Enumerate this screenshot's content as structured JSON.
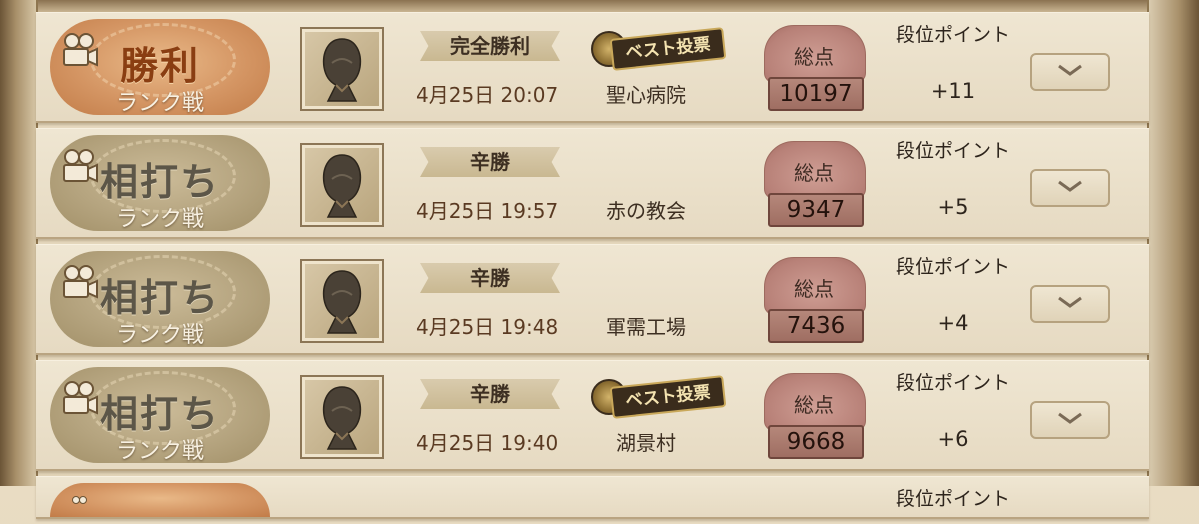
{
  "matches": [
    {
      "result": "勝利",
      "result_type": "win",
      "mode": "ランク戦",
      "outcome": "完全勝利",
      "best_badge": "ベスト投票",
      "datetime": "4月25日 20:07",
      "map": "聖心病院",
      "score_label": "総点",
      "score": "10197",
      "points_label": "段位ポイント",
      "points": "+11"
    },
    {
      "result": "相打ち",
      "result_type": "draw",
      "mode": "ランク戦",
      "outcome": "辛勝",
      "best_badge": "",
      "datetime": "4月25日 19:57",
      "map": "赤の教会",
      "score_label": "総点",
      "score": "9347",
      "points_label": "段位ポイント",
      "points": "+5"
    },
    {
      "result": "相打ち",
      "result_type": "draw",
      "mode": "ランク戦",
      "outcome": "辛勝",
      "best_badge": "",
      "datetime": "4月25日 19:48",
      "map": "軍需工場",
      "score_label": "総点",
      "score": "7436",
      "points_label": "段位ポイント",
      "points": "+4"
    },
    {
      "result": "相打ち",
      "result_type": "draw",
      "mode": "ランク戦",
      "outcome": "辛勝",
      "best_badge": "ベスト投票",
      "datetime": "4月25日 19:40",
      "map": "湖景村",
      "score_label": "総点",
      "score": "9668",
      "points_label": "段位ポイント",
      "points": "+6"
    },
    {
      "points_label": "段位ポイント"
    }
  ],
  "icons": {
    "replay": "film-camera-icon",
    "expand": "chevron-down-icon",
    "avatar": "hooded-character-portrait"
  },
  "colors": {
    "win_medal": "#d49563",
    "draw_medal": "#b5a47f",
    "score_box": "#b88178"
  }
}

#### INSTRUCTIONS TO FOLLOW
Your task is an exact transcription of all the data, minus the pictures.

#### SOLUTION TO THIS PROBLEM
Enumerate this screenshot's content as structured JSON.
{
  "matches": [
    {
      "result": "勝利",
      "result_type": "win",
      "mode": "ランク戦",
      "outcome": "完全勝利",
      "best_badge": "ベスト投票",
      "datetime": "4月25日 20:07",
      "map": "聖心病院",
      "score_label": "総点",
      "score": "10197",
      "points_label": "段位ポイント",
      "points": "+11"
    },
    {
      "result": "相打ち",
      "result_type": "draw",
      "mode": "ランク戦",
      "outcome": "辛勝",
      "best_badge": "",
      "datetime": "4月25日 19:57",
      "map": "赤の教会",
      "score_label": "総点",
      "score": "9347",
      "points_label": "段位ポイント",
      "points": "+5"
    },
    {
      "result": "相打ち",
      "result_type": "draw",
      "mode": "ランク戦",
      "outcome": "辛勝",
      "best_badge": "",
      "datetime": "4月25日 19:48",
      "map": "軍需工場",
      "score_label": "総点",
      "score": "7436",
      "points_label": "段位ポイント",
      "points": "+4"
    },
    {
      "result": "相打ち",
      "result_type": "draw",
      "mode": "ランク戦",
      "outcome": "辛勝",
      "best_badge": "ベスト投票",
      "datetime": "4月25日 19:40",
      "map": "湖景村",
      "score_label": "総点",
      "score": "9668",
      "points_label": "段位ポイント",
      "points": "+6"
    },
    {
      "points_label": "段位ポイント"
    }
  ],
  "icons": {
    "replay": "film-camera-icon",
    "expand": "chevron-down-icon",
    "avatar": "hooded-character-portrait"
  },
  "colors": {
    "win_medal": "#d49563",
    "draw_medal": "#b5a47f",
    "score_box": "#b88178"
  }
}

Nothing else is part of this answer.